Pull out every line below that contains the word "Mokoia".
BEGIN ENTRIES
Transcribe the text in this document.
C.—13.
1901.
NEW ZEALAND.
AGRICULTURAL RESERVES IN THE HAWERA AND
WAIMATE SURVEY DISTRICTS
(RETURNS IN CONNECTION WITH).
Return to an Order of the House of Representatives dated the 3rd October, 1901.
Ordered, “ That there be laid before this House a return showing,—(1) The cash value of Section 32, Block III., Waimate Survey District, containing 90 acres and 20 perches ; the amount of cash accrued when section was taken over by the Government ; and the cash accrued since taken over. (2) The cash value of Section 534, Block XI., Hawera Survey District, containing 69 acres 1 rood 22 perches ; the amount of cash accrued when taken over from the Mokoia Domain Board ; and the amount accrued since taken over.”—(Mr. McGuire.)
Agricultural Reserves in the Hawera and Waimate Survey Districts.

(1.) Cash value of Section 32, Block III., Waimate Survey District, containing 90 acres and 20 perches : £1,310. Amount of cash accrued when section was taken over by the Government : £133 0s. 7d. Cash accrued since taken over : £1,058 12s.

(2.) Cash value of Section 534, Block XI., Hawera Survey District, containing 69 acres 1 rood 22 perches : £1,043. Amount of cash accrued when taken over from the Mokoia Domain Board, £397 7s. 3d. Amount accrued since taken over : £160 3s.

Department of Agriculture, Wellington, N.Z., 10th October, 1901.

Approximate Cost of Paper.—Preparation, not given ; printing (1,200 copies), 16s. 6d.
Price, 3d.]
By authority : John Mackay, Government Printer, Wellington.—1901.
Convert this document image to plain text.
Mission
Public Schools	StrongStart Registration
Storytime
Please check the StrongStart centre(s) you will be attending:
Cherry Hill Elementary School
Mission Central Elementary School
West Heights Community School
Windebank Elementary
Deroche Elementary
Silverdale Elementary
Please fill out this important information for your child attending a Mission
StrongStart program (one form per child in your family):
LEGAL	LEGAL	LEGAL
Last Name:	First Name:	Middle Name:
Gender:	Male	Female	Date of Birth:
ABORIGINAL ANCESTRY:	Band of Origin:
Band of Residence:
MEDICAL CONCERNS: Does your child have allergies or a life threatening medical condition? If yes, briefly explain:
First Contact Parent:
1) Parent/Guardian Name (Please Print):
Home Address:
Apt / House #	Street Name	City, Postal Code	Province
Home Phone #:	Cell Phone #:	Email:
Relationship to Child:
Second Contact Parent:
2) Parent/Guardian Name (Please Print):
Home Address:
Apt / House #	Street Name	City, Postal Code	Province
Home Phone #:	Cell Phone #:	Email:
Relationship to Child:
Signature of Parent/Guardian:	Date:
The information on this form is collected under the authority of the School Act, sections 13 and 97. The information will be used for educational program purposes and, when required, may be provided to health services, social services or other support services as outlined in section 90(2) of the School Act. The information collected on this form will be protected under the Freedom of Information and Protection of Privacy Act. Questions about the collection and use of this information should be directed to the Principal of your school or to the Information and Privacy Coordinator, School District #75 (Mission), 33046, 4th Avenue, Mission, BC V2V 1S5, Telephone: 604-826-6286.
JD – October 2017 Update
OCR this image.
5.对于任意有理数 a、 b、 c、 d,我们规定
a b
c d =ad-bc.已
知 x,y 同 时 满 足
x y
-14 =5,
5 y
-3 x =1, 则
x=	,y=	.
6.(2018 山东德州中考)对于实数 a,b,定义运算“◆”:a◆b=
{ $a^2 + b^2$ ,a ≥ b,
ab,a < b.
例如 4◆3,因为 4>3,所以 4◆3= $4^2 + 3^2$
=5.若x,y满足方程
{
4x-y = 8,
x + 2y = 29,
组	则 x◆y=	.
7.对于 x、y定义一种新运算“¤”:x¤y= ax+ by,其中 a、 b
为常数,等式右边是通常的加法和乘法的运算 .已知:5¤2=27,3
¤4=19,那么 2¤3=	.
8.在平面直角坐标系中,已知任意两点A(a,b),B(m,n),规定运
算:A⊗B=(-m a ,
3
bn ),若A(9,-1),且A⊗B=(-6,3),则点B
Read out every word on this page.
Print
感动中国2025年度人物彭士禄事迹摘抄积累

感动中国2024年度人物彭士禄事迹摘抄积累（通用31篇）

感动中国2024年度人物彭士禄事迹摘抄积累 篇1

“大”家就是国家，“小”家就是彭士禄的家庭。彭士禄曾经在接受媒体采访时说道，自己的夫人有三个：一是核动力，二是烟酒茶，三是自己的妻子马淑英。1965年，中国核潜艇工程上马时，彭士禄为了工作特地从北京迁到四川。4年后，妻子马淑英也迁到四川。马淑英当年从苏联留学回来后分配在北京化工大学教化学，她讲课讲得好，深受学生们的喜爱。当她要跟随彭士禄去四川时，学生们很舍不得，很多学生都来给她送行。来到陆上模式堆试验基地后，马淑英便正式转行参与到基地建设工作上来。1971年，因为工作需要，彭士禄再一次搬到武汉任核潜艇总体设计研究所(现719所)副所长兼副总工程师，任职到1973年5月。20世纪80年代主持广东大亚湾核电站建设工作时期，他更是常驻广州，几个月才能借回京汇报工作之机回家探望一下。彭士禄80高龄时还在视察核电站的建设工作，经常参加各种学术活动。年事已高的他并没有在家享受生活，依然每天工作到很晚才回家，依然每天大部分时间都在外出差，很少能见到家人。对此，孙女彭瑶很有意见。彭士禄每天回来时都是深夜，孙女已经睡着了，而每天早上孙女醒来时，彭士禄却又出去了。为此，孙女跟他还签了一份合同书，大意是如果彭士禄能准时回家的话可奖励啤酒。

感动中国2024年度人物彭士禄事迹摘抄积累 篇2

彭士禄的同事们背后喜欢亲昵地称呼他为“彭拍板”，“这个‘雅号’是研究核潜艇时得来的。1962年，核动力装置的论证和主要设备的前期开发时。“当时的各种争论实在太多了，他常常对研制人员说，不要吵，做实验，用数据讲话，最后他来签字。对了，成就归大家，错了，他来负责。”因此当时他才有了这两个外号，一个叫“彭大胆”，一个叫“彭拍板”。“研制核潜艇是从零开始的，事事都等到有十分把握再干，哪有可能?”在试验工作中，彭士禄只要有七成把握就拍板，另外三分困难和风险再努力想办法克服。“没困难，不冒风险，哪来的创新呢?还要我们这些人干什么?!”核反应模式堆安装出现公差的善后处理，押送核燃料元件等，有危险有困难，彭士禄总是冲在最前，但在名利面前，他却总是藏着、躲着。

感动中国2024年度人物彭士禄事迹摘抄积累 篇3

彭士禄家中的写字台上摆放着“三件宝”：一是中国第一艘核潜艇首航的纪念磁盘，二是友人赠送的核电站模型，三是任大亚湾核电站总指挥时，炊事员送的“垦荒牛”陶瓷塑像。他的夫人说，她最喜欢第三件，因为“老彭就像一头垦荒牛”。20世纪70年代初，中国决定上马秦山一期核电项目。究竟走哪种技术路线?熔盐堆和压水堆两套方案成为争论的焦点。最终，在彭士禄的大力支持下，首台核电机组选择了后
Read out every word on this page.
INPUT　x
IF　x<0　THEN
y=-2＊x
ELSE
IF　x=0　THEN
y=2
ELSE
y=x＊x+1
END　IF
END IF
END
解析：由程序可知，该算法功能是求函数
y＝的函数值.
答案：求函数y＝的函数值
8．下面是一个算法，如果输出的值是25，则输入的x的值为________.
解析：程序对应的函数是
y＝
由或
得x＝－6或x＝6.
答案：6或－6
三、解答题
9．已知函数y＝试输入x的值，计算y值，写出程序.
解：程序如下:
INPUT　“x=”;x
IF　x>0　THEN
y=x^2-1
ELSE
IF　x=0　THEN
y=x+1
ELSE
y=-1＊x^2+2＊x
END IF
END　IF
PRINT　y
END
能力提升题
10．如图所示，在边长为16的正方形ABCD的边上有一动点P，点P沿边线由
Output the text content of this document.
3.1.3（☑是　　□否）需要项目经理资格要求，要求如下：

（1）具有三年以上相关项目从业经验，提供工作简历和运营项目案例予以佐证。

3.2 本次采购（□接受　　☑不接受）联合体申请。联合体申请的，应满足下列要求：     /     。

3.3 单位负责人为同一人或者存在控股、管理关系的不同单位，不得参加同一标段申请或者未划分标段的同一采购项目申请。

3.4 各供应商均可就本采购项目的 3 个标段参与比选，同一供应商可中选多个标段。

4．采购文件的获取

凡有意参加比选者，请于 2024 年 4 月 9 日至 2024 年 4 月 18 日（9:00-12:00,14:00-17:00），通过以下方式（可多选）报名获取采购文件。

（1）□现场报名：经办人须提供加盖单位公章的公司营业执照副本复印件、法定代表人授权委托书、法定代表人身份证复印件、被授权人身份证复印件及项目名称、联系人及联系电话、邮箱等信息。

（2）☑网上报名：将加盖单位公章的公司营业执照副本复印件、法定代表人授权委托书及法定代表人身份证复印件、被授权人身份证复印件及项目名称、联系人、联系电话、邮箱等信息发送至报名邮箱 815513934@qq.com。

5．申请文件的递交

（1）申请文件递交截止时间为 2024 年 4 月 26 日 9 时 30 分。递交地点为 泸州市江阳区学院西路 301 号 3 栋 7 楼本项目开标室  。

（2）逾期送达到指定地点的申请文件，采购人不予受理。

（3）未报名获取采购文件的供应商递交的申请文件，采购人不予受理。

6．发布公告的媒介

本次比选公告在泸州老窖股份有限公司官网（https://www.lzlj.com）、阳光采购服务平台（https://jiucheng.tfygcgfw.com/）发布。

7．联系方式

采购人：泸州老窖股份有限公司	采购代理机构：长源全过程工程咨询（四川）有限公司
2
END ENTRIES
- [THE SOLUTION]
Ordered, “ That there be laid before this House a return showing,—(1) The cash value of Section 32, Block III., Waimate Survey District, containing 90 acres and 20 perches ; the amount of cash accrued when section was taken over by the Government ; and the cash accrued since taken over. (2) The cash value of Section 534, Block XI., Hawera Survey District, containing 69 acres 1 rood 22 perches ; the amount of cash accrued when taken over from the Mokoia Domain Board ; and the amount accrued since taken over.”—(Mr. McGuire.)
(2.) Cash value of Section 534, Block XI., Hawera Survey District, containing 69 acres 1 rood 22 perches : £1,043. Amount of cash accrued when taken over from the Mokoia Domain Board, £397 7s. 3d. Amount accrued since taken over : £160 3s.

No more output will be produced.